## WORK REQUIRED:
Repeat every line exactly, keeping the pictures out of the copy.

* start *

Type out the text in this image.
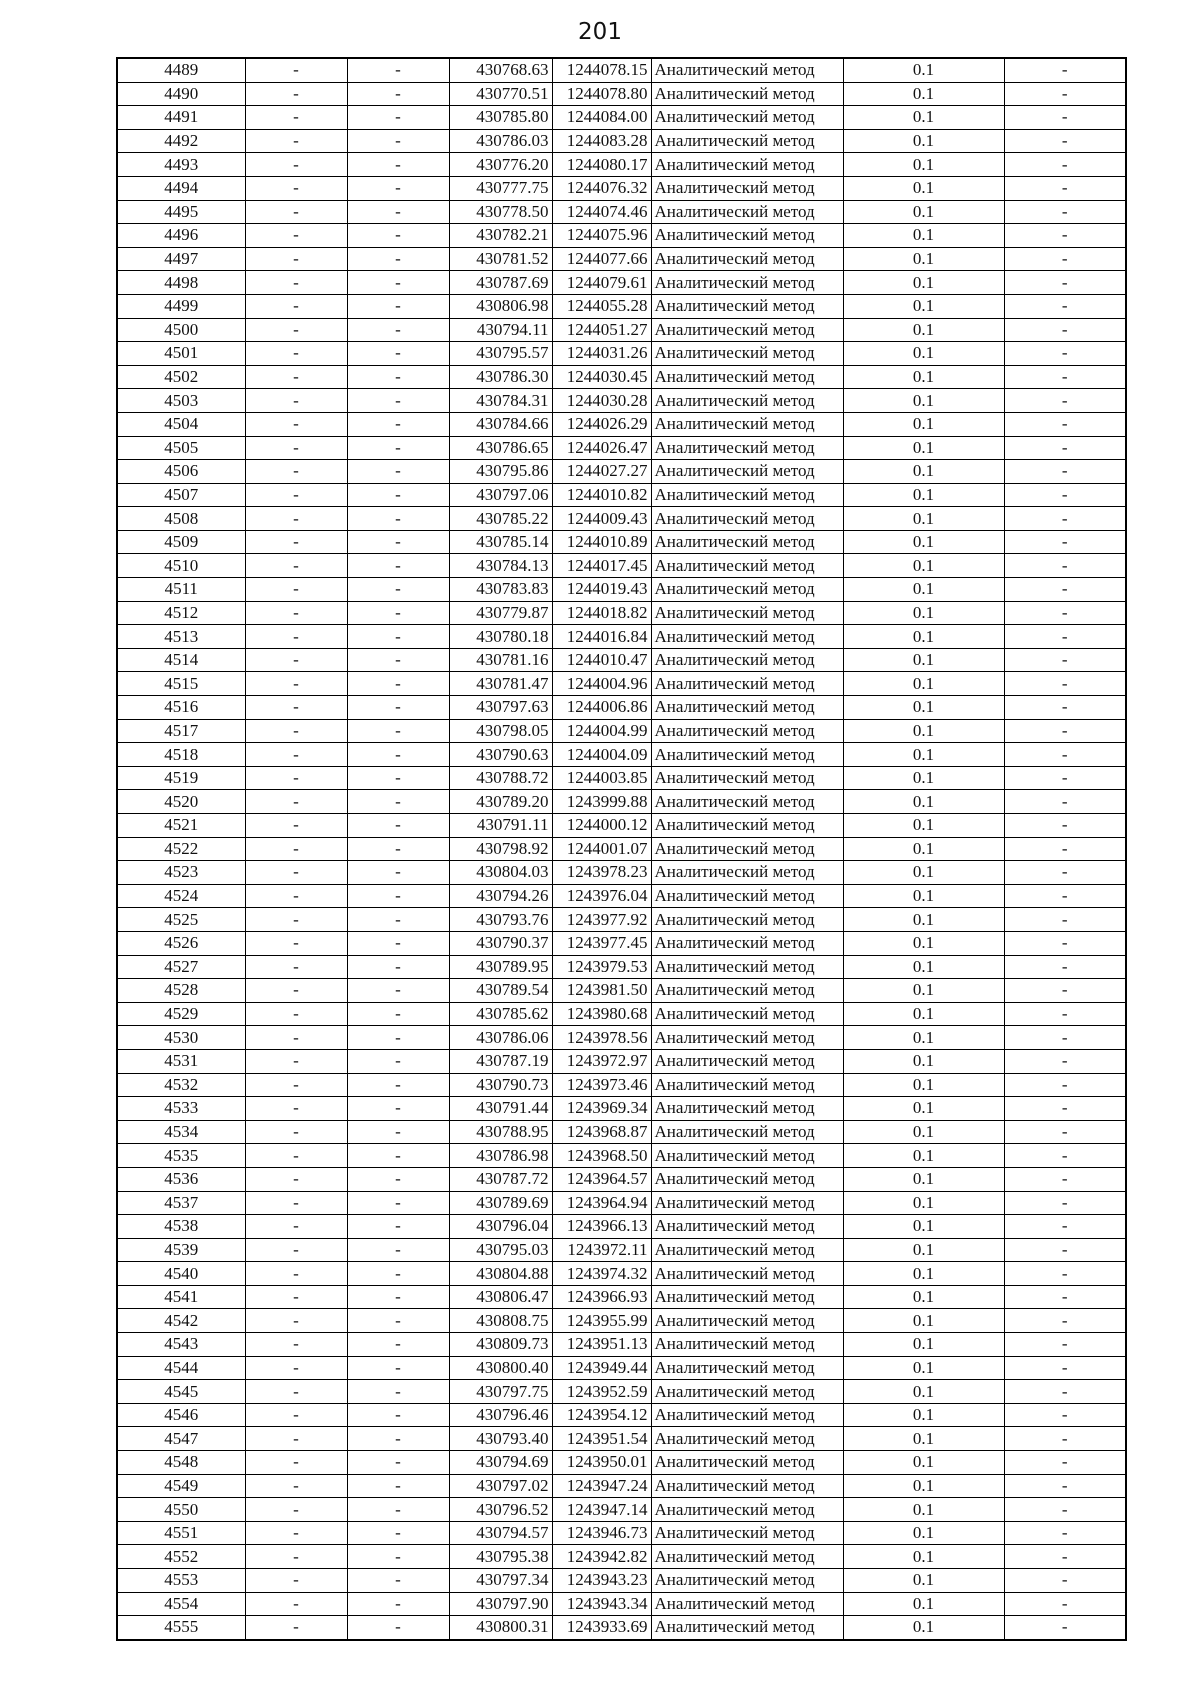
201
4489	-	-	430768.63	1244078.15	Аналитический метод	0.1	-
4490	-	-	430770.51	1244078.80	Аналитический метод	0.1	-
4491	-	-	430785.80	1244084.00	Аналитический метод	0.1	-
4492	-	-	430786.03	1244083.28	Аналитический метод	0.1	-
4493	-	-	430776.20	1244080.17	Аналитический метод	0.1	-
4494	-	-	430777.75	1244076.32	Аналитический метод	0.1	-
4495	-	-	430778.50	1244074.46	Аналитический метод	0.1	-
4496	-	-	430782.21	1244075.96	Аналитический метод	0.1	-
4497	-	-	430781.52	1244077.66	Аналитический метод	0.1	-
4498	-	-	430787.69	1244079.61	Аналитический метод	0.1	-
4499	-	-	430806.98	1244055.28	Аналитический метод	0.1	-
4500	-	-	430794.11	1244051.27	Аналитический метод	0.1	-
4501	-	-	430795.57	1244031.26	Аналитический метод	0.1	-
4502	-	-	430786.30	1244030.45	Аналитический метод	0.1	-
4503	-	-	430784.31	1244030.28	Аналитический метод	0.1	-
4504	-	-	430784.66	1244026.29	Аналитический метод	0.1	-
4505	-	-	430786.65	1244026.47	Аналитический метод	0.1	-
4506	-	-	430795.86	1244027.27	Аналитический метод	0.1	-
4507	-	-	430797.06	1244010.82	Аналитический метод	0.1	-
4508	-	-	430785.22	1244009.43	Аналитический метод	0.1	-
4509	-	-	430785.14	1244010.89	Аналитический метод	0.1	-
4510	-	-	430784.13	1244017.45	Аналитический метод	0.1	-
4511	-	-	430783.83	1244019.43	Аналитический метод	0.1	-
4512	-	-	430779.87	1244018.82	Аналитический метод	0.1	-
4513	-	-	430780.18	1244016.84	Аналитический метод	0.1	-
4514	-	-	430781.16	1244010.47	Аналитический метод	0.1	-
4515	-	-	430781.47	1244004.96	Аналитический метод	0.1	-
4516	-	-	430797.63	1244006.86	Аналитический метод	0.1	-
4517	-	-	430798.05	1244004.99	Аналитический метод	0.1	-
4518	-	-	430790.63	1244004.09	Аналитический метод	0.1	-
4519	-	-	430788.72	1244003.85	Аналитический метод	0.1	-
4520	-	-	430789.20	1243999.88	Аналитический метод	0.1	-
4521	-	-	430791.11	1244000.12	Аналитический метод	0.1	-
4522	-	-	430798.92	1244001.07	Аналитический метод	0.1	-
4523	-	-	430804.03	1243978.23	Аналитический метод	0.1	-
4524	-	-	430794.26	1243976.04	Аналитический метод	0.1	-
4525	-	-	430793.76	1243977.92	Аналитический метод	0.1	-
4526	-	-	430790.37	1243977.45	Аналитический метод	0.1	-
4527	-	-	430789.95	1243979.53	Аналитический метод	0.1	-
4528	-	-	430789.54	1243981.50	Аналитический метод	0.1	-
4529	-	-	430785.62	1243980.68	Аналитический метод	0.1	-
4530	-	-	430786.06	1243978.56	Аналитический метод	0.1	-
4531	-	-	430787.19	1243972.97	Аналитический метод	0.1	-
4532	-	-	430790.73	1243973.46	Аналитический метод	0.1	-
4533	-	-	430791.44	1243969.34	Аналитический метод	0.1	-
4534	-	-	430788.95	1243968.87	Аналитический метод	0.1	-
4535	-	-	430786.98	1243968.50	Аналитический метод	0.1	-
4536	-	-	430787.72	1243964.57	Аналитический метод	0.1	-
4537	-	-	430789.69	1243964.94	Аналитический метод	0.1	-
4538	-	-	430796.04	1243966.13	Аналитический метод	0.1	-
4539	-	-	430795.03	1243972.11	Аналитический метод	0.1	-
4540	-	-	430804.88	1243974.32	Аналитический метод	0.1	-
4541	-	-	430806.47	1243966.93	Аналитический метод	0.1	-
4542	-	-	430808.75	1243955.99	Аналитический метод	0.1	-
4543	-	-	430809.73	1243951.13	Аналитический метод	0.1	-
4544	-	-	430800.40	1243949.44	Аналитический метод	0.1	-
4545	-	-	430797.75	1243952.59	Аналитический метод	0.1	-
4546	-	-	430796.46	1243954.12	Аналитический метод	0.1	-
4547	-	-	430793.40	1243951.54	Аналитический метод	0.1	-
4548	-	-	430794.69	1243950.01	Аналитический метод	0.1	-
4549	-	-	430797.02	1243947.24	Аналитический метод	0.1	-
4550	-	-	430796.52	1243947.14	Аналитический метод	0.1	-
4551	-	-	430794.57	1243946.73	Аналитический метод	0.1	-
4552	-	-	430795.38	1243942.82	Аналитический метод	0.1	-
4553	-	-	430797.34	1243943.23	Аналитический метод	0.1	-
4554	-	-	430797.90	1243943.34	Аналитический метод	0.1	-
4555	-	-	430800.31	1243933.69	Аналитический метод	0.1	-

* end *

## FINAL RESULT:
Type out the text in this image.
201
4489	-	-	430768.63	1244078.15	Аналитический метод	0.1	-
4490	-	-	430770.51	1244078.80	Аналитический метод	0.1	-
4491	-	-	430785.80	1244084.00	Аналитический метод	0.1	-
4492	-	-	430786.03	1244083.28	Аналитический метод	0.1	-
4493	-	-	430776.20	1244080.17	Аналитический метод	0.1	-
4494	-	-	430777.75	1244076.32	Аналитический метод	0.1	-
4495	-	-	430778.50	1244074.46	Аналитический метод	0.1	-
4496	-	-	430782.21	1244075.96	Аналитический метод	0.1	-
4497	-	-	430781.52	1244077.66	Аналитический метод	0.1	-
4498	-	-	430787.69	1244079.61	Аналитический метод	0.1	-
4499	-	-	430806.98	1244055.28	Аналитический метод	0.1	-
4500	-	-	430794.11	1244051.27	Аналитический метод	0.1	-
4501	-	-	430795.57	1244031.26	Аналитический метод	0.1	-
4502	-	-	430786.30	1244030.45	Аналитический метод	0.1	-
4503	-	-	430784.31	1244030.28	Аналитический метод	0.1	-
4504	-	-	430784.66	1244026.29	Аналитический метод	0.1	-
4505	-	-	430786.65	1244026.47	Аналитический метод	0.1	-
4506	-	-	430795.86	1244027.27	Аналитический метод	0.1	-
4507	-	-	430797.06	1244010.82	Аналитический метод	0.1	-
4508	-	-	430785.22	1244009.43	Аналитический метод	0.1	-
4509	-	-	430785.14	1244010.89	Аналитический метод	0.1	-
4510	-	-	430784.13	1244017.45	Аналитический метод	0.1	-
4511	-	-	430783.83	1244019.43	Аналитический метод	0.1	-
4512	-	-	430779.87	1244018.82	Аналитический метод	0.1	-
4513	-	-	430780.18	1244016.84	Аналитический метод	0.1	-
4514	-	-	430781.16	1244010.47	Аналитический метод	0.1	-
4515	-	-	430781.47	1244004.96	Аналитический метод	0.1	-
4516	-	-	430797.63	1244006.86	Аналитический метод	0.1	-
4517	-	-	430798.05	1244004.99	Аналитический метод	0.1	-
4518	-	-	430790.63	1244004.09	Аналитический метод	0.1	-
4519	-	-	430788.72	1244003.85	Аналитический метод	0.1	-
4520	-	-	430789.20	1243999.88	Аналитический метод	0.1	-
4521	-	-	430791.11	1244000.12	Аналитический метод	0.1	-
4522	-	-	430798.92	1244001.07	Аналитический метод	0.1	-
4523	-	-	430804.03	1243978.23	Аналитический метод	0.1	-
4524	-	-	430794.26	1243976.04	Аналитический метод	0.1	-
4525	-	-	430793.76	1243977.92	Аналитический метод	0.1	-
4526	-	-	430790.37	1243977.45	Аналитический метод	0.1	-
4527	-	-	430789.95	1243979.53	Аналитический метод	0.1	-
4528	-	-	430789.54	1243981.50	Аналитический метод	0.1	-
4529	-	-	430785.62	1243980.68	Аналитический метод	0.1	-
4530	-	-	430786.06	1243978.56	Аналитический метод	0.1	-
4531	-	-	430787.19	1243972.97	Аналитический метод	0.1	-
4532	-	-	430790.73	1243973.46	Аналитический метод	0.1	-
4533	-	-	430791.44	1243969.34	Аналитический метод	0.1	-
4534	-	-	430788.95	1243968.87	Аналитический метод	0.1	-
4535	-	-	430786.98	1243968.50	Аналитический метод	0.1	-
4536	-	-	430787.72	1243964.57	Аналитический метод	0.1	-
4537	-	-	430789.69	1243964.94	Аналитический метод	0.1	-
4538	-	-	430796.04	1243966.13	Аналитический метод	0.1	-
4539	-	-	430795.03	1243972.11	Аналитический метод	0.1	-
4540	-	-	430804.88	1243974.32	Аналитический метод	0.1	-
4541	-	-	430806.47	1243966.93	Аналитический метод	0.1	-
4542	-	-	430808.75	1243955.99	Аналитический метод	0.1	-
4543	-	-	430809.73	1243951.13	Аналитический метод	0.1	-
4544	-	-	430800.40	1243949.44	Аналитический метод	0.1	-
4545	-	-	430797.75	1243952.59	Аналитический метод	0.1	-
4546	-	-	430796.46	1243954.12	Аналитический метод	0.1	-
4547	-	-	430793.40	1243951.54	Аналитический метод	0.1	-
4548	-	-	430794.69	1243950.01	Аналитический метод	0.1	-
4549	-	-	430797.02	1243947.24	Аналитический метод	0.1	-
4550	-	-	430796.52	1243947.14	Аналитический метод	0.1	-
4551	-	-	430794.57	1243946.73	Аналитический метод	0.1	-
4552	-	-	430795.38	1243942.82	Аналитический метод	0.1	-
4553	-	-	430797.34	1243943.23	Аналитический метод	0.1	-
4554	-	-	430797.90	1243943.34	Аналитический метод	0.1	-
4555	-	-	430800.31	1243933.69	Аналитический метод	0.1	-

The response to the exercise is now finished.